> _WHAT IS EXPECTED_: Render every entry exactly as it appears.

————

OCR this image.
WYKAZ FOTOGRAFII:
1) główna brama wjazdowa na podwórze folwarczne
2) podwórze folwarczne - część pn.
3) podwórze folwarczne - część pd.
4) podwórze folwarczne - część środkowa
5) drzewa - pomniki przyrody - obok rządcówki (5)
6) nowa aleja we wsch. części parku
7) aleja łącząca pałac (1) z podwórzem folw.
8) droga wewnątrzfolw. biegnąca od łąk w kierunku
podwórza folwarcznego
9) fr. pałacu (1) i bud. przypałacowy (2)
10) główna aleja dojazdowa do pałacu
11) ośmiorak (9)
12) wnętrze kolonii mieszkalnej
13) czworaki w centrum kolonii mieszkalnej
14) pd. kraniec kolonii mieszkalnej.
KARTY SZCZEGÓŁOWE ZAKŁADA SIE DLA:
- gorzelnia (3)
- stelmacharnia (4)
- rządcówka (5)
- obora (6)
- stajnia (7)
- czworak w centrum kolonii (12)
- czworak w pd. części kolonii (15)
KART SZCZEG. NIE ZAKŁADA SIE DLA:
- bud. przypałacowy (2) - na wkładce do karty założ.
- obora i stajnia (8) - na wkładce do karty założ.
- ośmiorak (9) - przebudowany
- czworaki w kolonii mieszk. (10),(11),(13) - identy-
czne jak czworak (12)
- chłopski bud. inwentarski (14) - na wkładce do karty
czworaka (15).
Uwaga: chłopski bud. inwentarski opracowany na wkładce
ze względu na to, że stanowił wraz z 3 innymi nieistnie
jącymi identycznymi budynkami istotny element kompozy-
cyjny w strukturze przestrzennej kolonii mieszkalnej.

————

> _RESULT FOR THIS EXERCISE_:
OCR this image.
WYKAZ FOTOGRAFII:
1) główna brama wjazdowa na podwórze folwarczne
2) podwórze folwarczne - część pn.
3) podwórze folwarczne - część pd.
4) podwórze folwarczne - część środkowa
5) drzewa - pomniki przyrody - obok rządcówki (5)
6) nowa aleja we wsch. części parku
7) aleja łącząca pałac (1) z podwórzem folw.
8) droga wewnątrzfolw. biegnąca od łąk w kierunku
podwórza folwarcznego
9) fr. pałacu (1) i bud. przypałacowy (2)
10) główna aleja dojazdowa do pałacu
11) ośmiorak (9)
12) wnętrze kolonii mieszkalnej
13) czworaki w centrum kolonii mieszkalnej
14) pd. kraniec kolonii mieszkalnej.
KARTY SZCZEGÓŁOWE ZAKŁADA SIE DLA:
- gorzelnia (3)
- stelmacharnia (4)
- rządcówka (5)
- obora (6)
- stajnia (7)
- czworak w centrum kolonii (12)
- czworak w pd. części kolonii (15)
KART SZCZEG. NIE ZAKŁADA SIE DLA:
- bud. przypałacowy (2) - na wkładce do karty założ.
- obora i stajnia (8) - na wkładce do karty założ.
- ośmiorak (9) - przebudowany
- czworaki w kolonii mieszk. (10),(11),(13) - identy-
czne jak czworak (12)
- chłopski bud. inwentarski (14) - na wkładce do karty
czworaka (15).
Uwaga: chłopski bud. inwentarski opracowany na wkładce
ze względu na to, że stanowił wraz z 3 innymi nieistnie
jącymi identycznymi budynkami istotny element kompozy-
cyjny w strukturze przestrzennej kolonii mieszkalnej.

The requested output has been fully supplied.